_Information supplied_.
◇ ◇ ◇ ◇ ◇

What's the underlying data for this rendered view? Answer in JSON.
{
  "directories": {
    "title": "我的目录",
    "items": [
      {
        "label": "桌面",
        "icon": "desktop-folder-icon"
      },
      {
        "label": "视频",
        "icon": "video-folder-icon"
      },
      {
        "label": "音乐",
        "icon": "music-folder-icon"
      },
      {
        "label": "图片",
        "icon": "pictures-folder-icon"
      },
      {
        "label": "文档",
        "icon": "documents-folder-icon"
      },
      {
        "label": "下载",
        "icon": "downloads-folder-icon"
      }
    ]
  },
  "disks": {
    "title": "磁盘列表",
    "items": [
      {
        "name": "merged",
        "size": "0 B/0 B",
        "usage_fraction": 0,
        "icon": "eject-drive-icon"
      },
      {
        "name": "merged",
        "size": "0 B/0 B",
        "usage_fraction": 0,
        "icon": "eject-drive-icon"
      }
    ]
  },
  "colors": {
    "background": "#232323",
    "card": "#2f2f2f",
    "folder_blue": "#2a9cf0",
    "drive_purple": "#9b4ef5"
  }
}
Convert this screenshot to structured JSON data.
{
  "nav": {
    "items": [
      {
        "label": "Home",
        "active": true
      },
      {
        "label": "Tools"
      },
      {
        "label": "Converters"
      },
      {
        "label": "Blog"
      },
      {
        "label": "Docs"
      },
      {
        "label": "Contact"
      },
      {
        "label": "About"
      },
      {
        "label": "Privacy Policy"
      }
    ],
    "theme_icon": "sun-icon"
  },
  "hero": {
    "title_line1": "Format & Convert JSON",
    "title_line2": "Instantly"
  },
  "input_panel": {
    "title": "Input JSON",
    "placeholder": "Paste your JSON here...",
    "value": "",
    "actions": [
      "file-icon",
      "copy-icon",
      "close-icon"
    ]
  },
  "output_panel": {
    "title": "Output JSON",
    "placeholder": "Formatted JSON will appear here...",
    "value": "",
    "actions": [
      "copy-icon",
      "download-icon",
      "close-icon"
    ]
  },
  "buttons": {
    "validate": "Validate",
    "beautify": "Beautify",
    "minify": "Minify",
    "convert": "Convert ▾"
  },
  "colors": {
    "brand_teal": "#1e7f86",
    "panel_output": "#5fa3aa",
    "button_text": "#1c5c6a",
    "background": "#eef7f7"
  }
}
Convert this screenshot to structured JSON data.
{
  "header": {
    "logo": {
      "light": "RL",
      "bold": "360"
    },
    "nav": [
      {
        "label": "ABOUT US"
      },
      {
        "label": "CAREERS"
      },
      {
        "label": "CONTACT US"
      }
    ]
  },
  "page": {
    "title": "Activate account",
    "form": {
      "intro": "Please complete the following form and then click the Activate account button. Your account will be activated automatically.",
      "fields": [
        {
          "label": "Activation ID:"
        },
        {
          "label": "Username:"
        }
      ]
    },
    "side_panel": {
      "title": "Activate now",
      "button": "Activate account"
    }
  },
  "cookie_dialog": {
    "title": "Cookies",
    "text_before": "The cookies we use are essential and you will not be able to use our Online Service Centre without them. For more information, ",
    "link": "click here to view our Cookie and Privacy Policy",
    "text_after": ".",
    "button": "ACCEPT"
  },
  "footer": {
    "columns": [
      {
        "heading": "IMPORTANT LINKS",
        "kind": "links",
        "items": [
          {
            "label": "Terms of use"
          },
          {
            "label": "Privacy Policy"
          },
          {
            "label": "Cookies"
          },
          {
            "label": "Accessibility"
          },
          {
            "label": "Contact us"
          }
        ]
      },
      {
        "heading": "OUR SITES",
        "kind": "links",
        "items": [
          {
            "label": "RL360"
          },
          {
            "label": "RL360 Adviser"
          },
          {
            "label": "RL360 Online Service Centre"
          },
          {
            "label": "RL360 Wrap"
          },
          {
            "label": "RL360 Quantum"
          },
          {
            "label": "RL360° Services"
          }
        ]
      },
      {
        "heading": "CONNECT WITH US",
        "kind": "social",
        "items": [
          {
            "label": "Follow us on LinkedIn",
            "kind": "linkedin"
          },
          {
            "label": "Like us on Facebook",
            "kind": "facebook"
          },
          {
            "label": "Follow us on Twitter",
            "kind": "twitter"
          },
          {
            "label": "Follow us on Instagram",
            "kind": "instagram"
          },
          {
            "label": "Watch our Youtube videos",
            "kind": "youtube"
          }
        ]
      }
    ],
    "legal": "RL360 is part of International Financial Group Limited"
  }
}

◇ ◇ ◇ ◇ ◇

_Problem requirements_.
Review the material and copy each line in which the word "heading" appears.

_Right answer_.
        "heading": "IMPORTANT LINKS",
        "heading": "OUR SITES",
        "heading": "CONNECT WITH US",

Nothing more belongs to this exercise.